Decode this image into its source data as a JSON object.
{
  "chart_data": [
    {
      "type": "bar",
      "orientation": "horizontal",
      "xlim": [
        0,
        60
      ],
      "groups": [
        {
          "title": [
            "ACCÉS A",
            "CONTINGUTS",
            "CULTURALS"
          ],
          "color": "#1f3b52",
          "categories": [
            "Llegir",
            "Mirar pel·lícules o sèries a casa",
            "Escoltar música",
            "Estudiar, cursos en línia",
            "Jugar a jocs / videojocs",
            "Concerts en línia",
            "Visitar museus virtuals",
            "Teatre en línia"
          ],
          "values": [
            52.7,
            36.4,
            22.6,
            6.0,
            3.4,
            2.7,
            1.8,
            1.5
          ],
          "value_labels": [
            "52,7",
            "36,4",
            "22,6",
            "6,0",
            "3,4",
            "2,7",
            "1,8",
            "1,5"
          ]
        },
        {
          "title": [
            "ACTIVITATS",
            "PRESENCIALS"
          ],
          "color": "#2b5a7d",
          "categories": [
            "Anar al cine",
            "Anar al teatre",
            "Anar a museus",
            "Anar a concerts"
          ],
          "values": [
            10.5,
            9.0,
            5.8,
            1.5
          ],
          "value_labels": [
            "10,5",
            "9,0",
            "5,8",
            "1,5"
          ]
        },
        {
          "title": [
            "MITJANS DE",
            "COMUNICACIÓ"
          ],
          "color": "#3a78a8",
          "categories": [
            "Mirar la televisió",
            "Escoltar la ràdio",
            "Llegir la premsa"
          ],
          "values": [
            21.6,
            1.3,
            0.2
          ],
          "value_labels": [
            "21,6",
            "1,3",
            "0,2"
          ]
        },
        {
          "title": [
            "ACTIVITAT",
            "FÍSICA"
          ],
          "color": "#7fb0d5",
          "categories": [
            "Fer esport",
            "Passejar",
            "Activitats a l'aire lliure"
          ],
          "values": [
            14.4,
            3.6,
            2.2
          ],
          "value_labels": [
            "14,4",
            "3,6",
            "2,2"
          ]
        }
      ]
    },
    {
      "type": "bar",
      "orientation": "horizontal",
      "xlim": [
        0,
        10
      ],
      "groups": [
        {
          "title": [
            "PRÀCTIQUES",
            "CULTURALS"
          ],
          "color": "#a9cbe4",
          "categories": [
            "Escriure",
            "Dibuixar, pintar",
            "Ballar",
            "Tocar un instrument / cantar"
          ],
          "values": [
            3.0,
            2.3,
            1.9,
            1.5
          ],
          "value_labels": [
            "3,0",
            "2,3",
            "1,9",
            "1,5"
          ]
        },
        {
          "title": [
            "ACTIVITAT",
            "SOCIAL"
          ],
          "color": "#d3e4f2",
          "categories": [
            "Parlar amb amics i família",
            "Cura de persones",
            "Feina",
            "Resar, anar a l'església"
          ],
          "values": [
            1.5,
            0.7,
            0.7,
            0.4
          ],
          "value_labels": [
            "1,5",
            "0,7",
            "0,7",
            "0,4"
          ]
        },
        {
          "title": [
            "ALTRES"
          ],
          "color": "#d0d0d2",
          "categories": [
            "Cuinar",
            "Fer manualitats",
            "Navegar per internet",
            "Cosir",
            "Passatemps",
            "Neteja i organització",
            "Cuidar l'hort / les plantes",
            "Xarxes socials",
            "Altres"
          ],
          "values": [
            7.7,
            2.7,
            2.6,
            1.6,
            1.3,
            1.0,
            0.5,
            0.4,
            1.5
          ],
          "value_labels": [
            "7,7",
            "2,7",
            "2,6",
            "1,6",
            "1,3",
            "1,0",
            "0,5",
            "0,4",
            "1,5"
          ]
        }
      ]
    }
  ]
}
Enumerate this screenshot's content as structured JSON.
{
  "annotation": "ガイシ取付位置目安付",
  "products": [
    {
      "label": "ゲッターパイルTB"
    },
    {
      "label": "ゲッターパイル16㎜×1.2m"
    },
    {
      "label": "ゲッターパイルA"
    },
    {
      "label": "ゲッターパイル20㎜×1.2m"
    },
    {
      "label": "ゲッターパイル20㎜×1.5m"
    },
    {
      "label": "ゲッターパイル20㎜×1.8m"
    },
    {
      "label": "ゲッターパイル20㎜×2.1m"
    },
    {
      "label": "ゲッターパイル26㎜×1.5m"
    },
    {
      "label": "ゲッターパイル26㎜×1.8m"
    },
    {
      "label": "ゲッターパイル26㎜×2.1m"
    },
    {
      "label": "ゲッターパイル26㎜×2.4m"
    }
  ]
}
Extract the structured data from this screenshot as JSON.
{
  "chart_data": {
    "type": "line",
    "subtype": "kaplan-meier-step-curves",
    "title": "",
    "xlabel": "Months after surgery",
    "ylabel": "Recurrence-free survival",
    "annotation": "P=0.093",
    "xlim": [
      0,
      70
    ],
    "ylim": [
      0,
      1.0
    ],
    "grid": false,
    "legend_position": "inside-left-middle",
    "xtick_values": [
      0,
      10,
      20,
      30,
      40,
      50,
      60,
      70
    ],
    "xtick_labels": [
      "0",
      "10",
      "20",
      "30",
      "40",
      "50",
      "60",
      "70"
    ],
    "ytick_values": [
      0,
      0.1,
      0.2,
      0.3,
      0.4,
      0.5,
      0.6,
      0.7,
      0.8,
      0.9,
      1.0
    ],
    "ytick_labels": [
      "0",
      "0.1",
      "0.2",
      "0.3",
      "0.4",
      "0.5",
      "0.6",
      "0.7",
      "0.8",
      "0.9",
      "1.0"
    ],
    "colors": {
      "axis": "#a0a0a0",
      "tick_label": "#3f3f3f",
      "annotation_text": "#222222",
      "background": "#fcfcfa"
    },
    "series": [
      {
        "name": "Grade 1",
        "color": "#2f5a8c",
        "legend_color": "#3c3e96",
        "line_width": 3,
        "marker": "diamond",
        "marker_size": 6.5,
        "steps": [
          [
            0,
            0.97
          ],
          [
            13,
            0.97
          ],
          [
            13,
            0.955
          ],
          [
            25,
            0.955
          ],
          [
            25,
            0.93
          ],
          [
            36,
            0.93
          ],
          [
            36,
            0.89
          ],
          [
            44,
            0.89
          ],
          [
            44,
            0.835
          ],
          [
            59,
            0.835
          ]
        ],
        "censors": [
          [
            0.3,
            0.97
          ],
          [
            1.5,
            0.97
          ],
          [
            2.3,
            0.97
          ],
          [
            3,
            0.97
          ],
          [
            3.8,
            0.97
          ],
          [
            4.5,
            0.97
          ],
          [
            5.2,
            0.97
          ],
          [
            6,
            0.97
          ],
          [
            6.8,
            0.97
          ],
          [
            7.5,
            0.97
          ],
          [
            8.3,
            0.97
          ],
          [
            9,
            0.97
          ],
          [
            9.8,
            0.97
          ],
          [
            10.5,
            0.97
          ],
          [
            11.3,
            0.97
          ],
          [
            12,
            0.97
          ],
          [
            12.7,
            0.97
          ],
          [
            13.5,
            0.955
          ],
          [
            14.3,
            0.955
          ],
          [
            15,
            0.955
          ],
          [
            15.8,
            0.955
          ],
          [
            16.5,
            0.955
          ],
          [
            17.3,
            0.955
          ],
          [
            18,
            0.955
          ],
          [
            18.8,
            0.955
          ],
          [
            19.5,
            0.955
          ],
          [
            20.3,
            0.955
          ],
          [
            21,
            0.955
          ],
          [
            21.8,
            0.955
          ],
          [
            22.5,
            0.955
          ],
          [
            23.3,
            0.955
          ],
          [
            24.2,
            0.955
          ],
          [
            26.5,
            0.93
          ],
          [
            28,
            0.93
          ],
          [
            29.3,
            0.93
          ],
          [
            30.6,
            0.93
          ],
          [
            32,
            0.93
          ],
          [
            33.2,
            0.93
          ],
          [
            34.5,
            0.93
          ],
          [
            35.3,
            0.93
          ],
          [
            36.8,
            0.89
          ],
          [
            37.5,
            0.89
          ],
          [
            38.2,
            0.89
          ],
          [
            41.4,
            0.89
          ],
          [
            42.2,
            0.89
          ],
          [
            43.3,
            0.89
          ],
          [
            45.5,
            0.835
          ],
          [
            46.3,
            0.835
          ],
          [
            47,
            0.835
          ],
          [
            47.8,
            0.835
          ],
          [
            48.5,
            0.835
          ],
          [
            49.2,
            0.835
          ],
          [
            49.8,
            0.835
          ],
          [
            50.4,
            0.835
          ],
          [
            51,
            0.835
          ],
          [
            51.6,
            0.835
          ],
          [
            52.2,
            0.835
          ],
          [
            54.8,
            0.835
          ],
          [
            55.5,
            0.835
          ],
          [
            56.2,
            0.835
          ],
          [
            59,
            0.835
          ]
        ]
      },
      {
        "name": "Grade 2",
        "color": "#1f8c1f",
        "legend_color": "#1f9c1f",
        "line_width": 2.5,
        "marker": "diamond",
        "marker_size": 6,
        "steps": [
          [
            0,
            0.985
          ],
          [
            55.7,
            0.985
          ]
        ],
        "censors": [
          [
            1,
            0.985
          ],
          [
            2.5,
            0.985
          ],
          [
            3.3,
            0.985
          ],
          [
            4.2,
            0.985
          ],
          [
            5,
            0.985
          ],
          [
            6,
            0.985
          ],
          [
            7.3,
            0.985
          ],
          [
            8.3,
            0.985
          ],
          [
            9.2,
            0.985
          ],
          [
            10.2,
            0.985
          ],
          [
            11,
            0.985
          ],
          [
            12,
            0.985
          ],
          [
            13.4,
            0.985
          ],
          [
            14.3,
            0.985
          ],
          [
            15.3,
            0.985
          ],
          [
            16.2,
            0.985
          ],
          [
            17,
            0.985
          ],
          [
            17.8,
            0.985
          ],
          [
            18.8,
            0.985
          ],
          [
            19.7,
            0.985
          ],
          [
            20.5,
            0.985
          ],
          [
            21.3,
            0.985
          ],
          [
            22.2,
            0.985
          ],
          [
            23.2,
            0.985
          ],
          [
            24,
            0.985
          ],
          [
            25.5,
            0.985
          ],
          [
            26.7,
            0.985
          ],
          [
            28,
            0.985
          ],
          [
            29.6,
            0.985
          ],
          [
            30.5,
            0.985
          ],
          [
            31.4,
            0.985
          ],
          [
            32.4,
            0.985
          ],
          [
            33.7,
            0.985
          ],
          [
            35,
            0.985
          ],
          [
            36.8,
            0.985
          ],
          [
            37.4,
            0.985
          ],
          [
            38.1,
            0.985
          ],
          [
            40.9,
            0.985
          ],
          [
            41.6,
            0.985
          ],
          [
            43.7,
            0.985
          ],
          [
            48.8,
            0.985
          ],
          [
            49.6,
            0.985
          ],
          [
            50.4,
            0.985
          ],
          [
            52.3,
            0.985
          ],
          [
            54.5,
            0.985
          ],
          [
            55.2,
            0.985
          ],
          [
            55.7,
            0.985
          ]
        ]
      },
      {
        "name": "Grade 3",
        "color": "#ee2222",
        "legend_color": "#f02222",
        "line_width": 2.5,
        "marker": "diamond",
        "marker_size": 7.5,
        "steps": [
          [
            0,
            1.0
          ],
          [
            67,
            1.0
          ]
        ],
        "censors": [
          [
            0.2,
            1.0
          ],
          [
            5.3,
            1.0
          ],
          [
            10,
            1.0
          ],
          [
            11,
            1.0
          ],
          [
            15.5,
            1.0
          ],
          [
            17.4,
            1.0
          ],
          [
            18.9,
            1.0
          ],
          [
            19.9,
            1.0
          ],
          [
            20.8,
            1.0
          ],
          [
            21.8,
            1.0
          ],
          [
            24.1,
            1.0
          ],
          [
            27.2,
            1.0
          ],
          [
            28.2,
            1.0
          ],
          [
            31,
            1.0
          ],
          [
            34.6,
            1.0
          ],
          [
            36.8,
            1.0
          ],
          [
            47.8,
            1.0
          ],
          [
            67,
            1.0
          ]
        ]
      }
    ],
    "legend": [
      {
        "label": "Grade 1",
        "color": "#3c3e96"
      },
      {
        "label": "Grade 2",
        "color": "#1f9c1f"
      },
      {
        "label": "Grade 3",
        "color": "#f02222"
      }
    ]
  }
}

————————

Work instructions :: From the entries above, list each line with "name" in it.

Written answer ::
        "name": "Grade 1",
        "name": "Grade 2",
        "name": "Grade 3",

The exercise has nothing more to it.